■ **Exercise requirements**
Transcribe each entry below exactly. Pictures do not go in the copy.

■ **Available data**
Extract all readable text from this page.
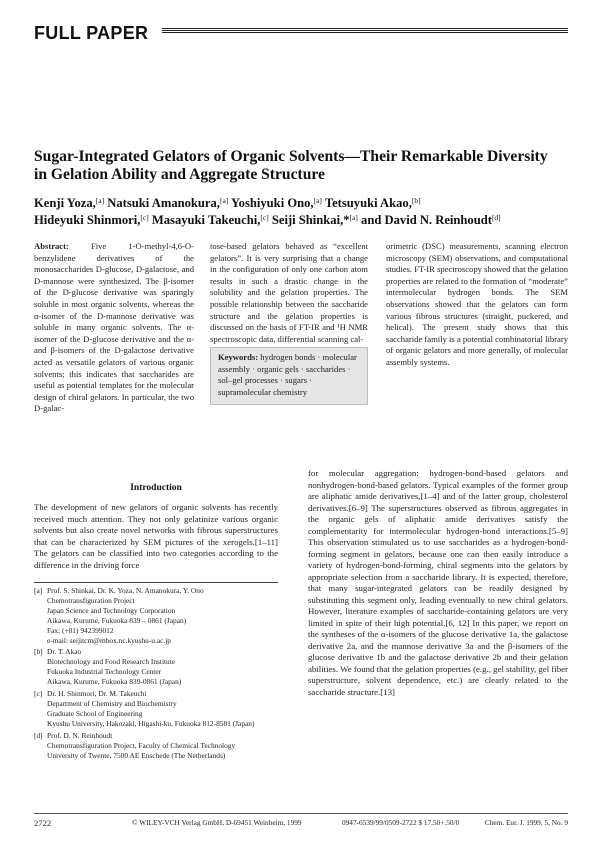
FULL PAPER
Sugar-Integrated Gelators of Organic Solvents—Their Remarkable Diversity
in Gelation Ability and Aggregate Structure

Kenji Yoza,[a] Natsuki Amanokura,[a] Yoshiyuki Ono,[a] Tetsuyuki Akao,[b]
Hideyuki Shinmori,[c] Masayuki Takeuchi,[c] Seiji Shinkai,*[a] and David N. Reinhoudt[d]

Abstract: Five 1-O-methyl-4,6-O-benzylidene derivatives of the monosaccharides D-glucose, D-galactose, and D-mannose were synthesized. The β-isomer of the D-glucose derivative was sparingly soluble in most organic solvents, whereas the α-isomer of the D-mannose derivative was soluble in many organic solvents. The α-isomer of the D-glucose derivative and the α- and β-isomers of the D-galactose derivative acted as versatile gelators of various organic solvents; this indicates that saccharides are useful as potential templates for the molecular design of chiral gelators. In particular, the two D-galac-

tose-based gelators behaved as “excellent gelators”. It is very surprising that a change in the configuration of only one carbon atom results in such a drastic change in the solubility and the gelation properties. The possible relationship between the saccharide structure and the gelation properties is discussed on the basis of FT-IR and ¹H NMR spectroscopic data, differential scanning cal-

orimetric (DSC) measurements, scanning electron microscopy (SEM) observations, and computational studies. FT-IR spectroscopy showed that the gelation properties are related to the formation of “moderate” intermolecular hydrogen bonds. The SEM observations showed that the gelators can form various fibrous structures (straight, puckered, and helical). The present study shows that this saccharide family is a potential combinatorial library of organic gelators and more generally, of molecular assembly systems.

Keywords: hydrogen bonds · molecular assembly · organic gels · saccharides · sol–gel processes · sugars · supramolecular chemistry
Introduction

The development of new gelators of organic solvents has recently received much attention. They not only gelatinize various organic solvents but also create novel networks with fibrous superstructures that can be characterized by SEM pictures of the xerogels.[1–11] The gelators can be classified into two categories according to the difference in the driving force

for molecular aggregation: hydrogen-bond-based gelators and nonhydrogen-bond-based gelators. Typical examples of the former group are aliphatic amide derivatives,[1–4] and of the latter group, cholesterol derivatives.[6–9] The superstructures observed as fibrous aggregates in the organic gels of aliphatic amide derivatives satisfy the complementarity for intermolecular hydrogen-bond interactions.[5–9] This observation stimulated us to use saccharides as a hydrogen-bond-forming segment in gelators, because one can then easily introduce a variety of hydrogen-bond-forming, chiral segments into the gelators by appropriate selection from a saccharide library. It is expected, therefore, that many sugar-integrated gelators can be readily designed by substituting this segment only, leading eventually to new chiral gelators. However, literature examples of saccharide-containing gelators are very limited in spite of their high potential.[6, 12] In this paper, we report on the syntheses of the α-isomers of the glucose derivative 1a, the galactose derivative 2a, and the mannose derivative 3a and the β-isomers of the glucose derivative 1b and the galactose derivative 2b and their gelation abilities. We found that the gelation properties (e.g., gel stability, gel fiber superstructure, solvent dependence, etc.) are clearly related to the saccharide structure.[13]

[a] Prof. S. Shinkai, Dr. K. Yoza, N. Amanokura, Y. Ono
Chemotransfiguration Project
Japan Science and Technology Corporation
Aikawa, Kurume, Fukuoka 839 – 0861 (Japan)
Fax: (+81) 942399012
e-mail: seijitcm@mbox.nc.kyushu-u.ac.jp
[b] Dr. T. Akao
Biotechnology and Food Research Institute
Fukuoka Industrial Technology Center
Aikawa, Kurume, Fukuoka 839-0861 (Japan)
[c] Dr. H. Shinmori, Dr. M. Takeuchi
Department of Chemistry and Biochemistry
Graduate School of Engineering
Kyushu University, Hakozaki, Higashi-ku, Fukuoka 812-8581 (Japan)
[d] Prof. D. N. Reinhoudt
Chemotransfiguration Project, Faculty of Chemical Technology
University of Twente, 7500 AE Enschede (The Netherlands)
2722	© WILEY-VCH Verlag GmbH, D-69451 Weinheim, 1999	0947-6539/99/0509-2722 $ 17.50+.50/0	Chem. Eur. J. 1999, 5, No. 9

■ **Result for this task**
Extract all readable text from this page.
FULL PAPER
Sugar-Integrated Gelators of Organic Solvents—Their Remarkable Diversity
in Gelation Ability and Aggregate Structure

Kenji Yoza,[a] Natsuki Amanokura,[a] Yoshiyuki Ono,[a] Tetsuyuki Akao,[b]
Hideyuki Shinmori,[c] Masayuki Takeuchi,[c] Seiji Shinkai,*[a] and David N. Reinhoudt[d]

Abstract: Five 1-O-methyl-4,6-O-benzylidene derivatives of the monosaccharides D-glucose, D-galactose, and D-mannose were synthesized. The β-isomer of the D-glucose derivative was sparingly soluble in most organic solvents, whereas the α-isomer of the D-mannose derivative was soluble in many organic solvents. The α-isomer of the D-glucose derivative and the α- and β-isomers of the D-galactose derivative acted as versatile gelators of various organic solvents; this indicates that saccharides are useful as potential templates for the molecular design of chiral gelators. In particular, the two D-galac-

tose-based gelators behaved as “excellent gelators”. It is very surprising that a change in the configuration of only one carbon atom results in such a drastic change in the solubility and the gelation properties. The possible relationship between the saccharide structure and the gelation properties is discussed on the basis of FT-IR and ¹H NMR spectroscopic data, differential scanning cal-

orimetric (DSC) measurements, scanning electron microscopy (SEM) observations, and computational studies. FT-IR spectroscopy showed that the gelation properties are related to the formation of “moderate” intermolecular hydrogen bonds. The SEM observations showed that the gelators can form various fibrous structures (straight, puckered, and helical). The present study shows that this saccharide family is a potential combinatorial library of organic gelators and more generally, of molecular assembly systems.

Keywords: hydrogen bonds · molecular assembly · organic gels · saccharides · sol–gel processes · sugars · supramolecular chemistry
Introduction

The development of new gelators of organic solvents has recently received much attention. They not only gelatinize various organic solvents but also create novel networks with fibrous superstructures that can be characterized by SEM pictures of the xerogels.[1–11] The gelators can be classified into two categories according to the difference in the driving force

for molecular aggregation: hydrogen-bond-based gelators and nonhydrogen-bond-based gelators. Typical examples of the former group are aliphatic amide derivatives,[1–4] and of the latter group, cholesterol derivatives.[6–9] The superstructures observed as fibrous aggregates in the organic gels of aliphatic amide derivatives satisfy the complementarity for intermolecular hydrogen-bond interactions.[5–9] This observation stimulated us to use saccharides as a hydrogen-bond-forming segment in gelators, because one can then easily introduce a variety of hydrogen-bond-forming, chiral segments into the gelators by appropriate selection from a saccharide library. It is expected, therefore, that many sugar-integrated gelators can be readily designed by substituting this segment only, leading eventually to new chiral gelators. However, literature examples of saccharide-containing gelators are very limited in spite of their high potential.[6, 12] In this paper, we report on the syntheses of the α-isomers of the glucose derivative 1a, the galactose derivative 2a, and the mannose derivative 3a and the β-isomers of the glucose derivative 1b and the galactose derivative 2b and their gelation abilities. We found that the gelation properties (e.g., gel stability, gel fiber superstructure, solvent dependence, etc.) are clearly related to the saccharide structure.[13]

[a] Prof. S. Shinkai, Dr. K. Yoza, N. Amanokura, Y. Ono
Chemotransfiguration Project
Japan Science and Technology Corporation
Aikawa, Kurume, Fukuoka 839 – 0861 (Japan)
Fax: (+81) 942399012
e-mail: seijitcm@mbox.nc.kyushu-u.ac.jp
[b] Dr. T. Akao
Biotechnology and Food Research Institute
Fukuoka Industrial Technology Center
Aikawa, Kurume, Fukuoka 839-0861 (Japan)
[c] Dr. H. Shinmori, Dr. M. Takeuchi
Department of Chemistry and Biochemistry
Graduate School of Engineering
Kyushu University, Hakozaki, Higashi-ku, Fukuoka 812-8581 (Japan)
[d] Prof. D. N. Reinhoudt
Chemotransfiguration Project, Faculty of Chemical Technology
University of Twente, 7500 AE Enschede (The Netherlands)
2722	© WILEY-VCH Verlag GmbH, D-69451 Weinheim, 1999	0947-6539/99/0509-2722 $ 17.50+.50/0	Chem. Eur. J. 1999, 5, No. 9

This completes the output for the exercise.